• [Records from a data source]
____________________
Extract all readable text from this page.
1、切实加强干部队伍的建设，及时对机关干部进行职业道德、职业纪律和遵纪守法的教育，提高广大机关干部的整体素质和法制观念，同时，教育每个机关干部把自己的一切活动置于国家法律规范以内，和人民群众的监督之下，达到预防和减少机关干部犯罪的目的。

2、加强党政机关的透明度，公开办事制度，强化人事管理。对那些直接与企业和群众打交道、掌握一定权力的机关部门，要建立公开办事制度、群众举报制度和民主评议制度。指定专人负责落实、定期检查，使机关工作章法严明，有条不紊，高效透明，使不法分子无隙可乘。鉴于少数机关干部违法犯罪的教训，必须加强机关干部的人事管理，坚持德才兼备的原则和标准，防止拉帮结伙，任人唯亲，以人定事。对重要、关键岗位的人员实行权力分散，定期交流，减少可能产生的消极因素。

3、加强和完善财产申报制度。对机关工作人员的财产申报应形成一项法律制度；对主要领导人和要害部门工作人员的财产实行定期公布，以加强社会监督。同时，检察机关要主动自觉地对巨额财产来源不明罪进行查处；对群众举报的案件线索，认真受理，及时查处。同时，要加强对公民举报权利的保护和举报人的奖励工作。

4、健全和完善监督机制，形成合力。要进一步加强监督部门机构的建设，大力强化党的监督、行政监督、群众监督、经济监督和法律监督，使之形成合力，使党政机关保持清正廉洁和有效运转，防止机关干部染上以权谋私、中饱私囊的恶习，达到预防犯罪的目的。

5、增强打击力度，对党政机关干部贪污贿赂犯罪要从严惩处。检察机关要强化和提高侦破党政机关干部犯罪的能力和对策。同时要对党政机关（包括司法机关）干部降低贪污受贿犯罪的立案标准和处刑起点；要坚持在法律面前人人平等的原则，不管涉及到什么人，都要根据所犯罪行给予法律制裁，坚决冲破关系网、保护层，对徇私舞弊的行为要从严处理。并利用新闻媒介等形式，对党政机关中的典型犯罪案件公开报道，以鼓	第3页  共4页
____________________
• [SHORT PROBLEM] Extract the data exactly as given.

• [COMPLETE OUTPUT]
Extract all readable text from this page.
1、切实加强干部队伍的建设，及时对机关干部进行职业道德、职业纪律和遵纪守法的教育，提高广大机关干部的整体素质和法制观念，同时，教育每个机关干部把自己的一切活动置于国家法律规范以内，和人民群众的监督之下，达到预防和减少机关干部犯罪的目的。

2、加强党政机关的透明度，公开办事制度，强化人事管理。对那些直接与企业和群众打交道、掌握一定权力的机关部门，要建立公开办事制度、群众举报制度和民主评议制度。指定专人负责落实、定期检查，使机关工作章法严明，有条不紊，高效透明，使不法分子无隙可乘。鉴于少数机关干部违法犯罪的教训，必须加强机关干部的人事管理，坚持德才兼备的原则和标准，防止拉帮结伙，任人唯亲，以人定事。对重要、关键岗位的人员实行权力分散，定期交流，减少可能产生的消极因素。

3、加强和完善财产申报制度。对机关工作人员的财产申报应形成一项法律制度；对主要领导人和要害部门工作人员的财产实行定期公布，以加强社会监督。同时，检察机关要主动自觉地对巨额财产来源不明罪进行查处；对群众举报的案件线索，认真受理，及时查处。同时，要加强对公民举报权利的保护和举报人的奖励工作。

4、健全和完善监督机制，形成合力。要进一步加强监督部门机构的建设，大力强化党的监督、行政监督、群众监督、经济监督和法律监督，使之形成合力，使党政机关保持清正廉洁和有效运转，防止机关干部染上以权谋私、中饱私囊的恶习，达到预防犯罪的目的。

5、增强打击力度，对党政机关干部贪污贿赂犯罪要从严惩处。检察机关要强化和提高侦破党政机关干部犯罪的能力和对策。同时要对党政机关（包括司法机关）干部降低贪污受贿犯罪的立案标准和处刑起点；要坚持在法律面前人人平等的原则，不管涉及到什么人，都要根据所犯罪行给予法律制裁，坚决冲破关系网、保护层，对徇私舞弊的行为要从严处理。并利用新闻媒介等形式，对党政机关中的典型犯罪案件公开报道，以鼓	第3页  共4页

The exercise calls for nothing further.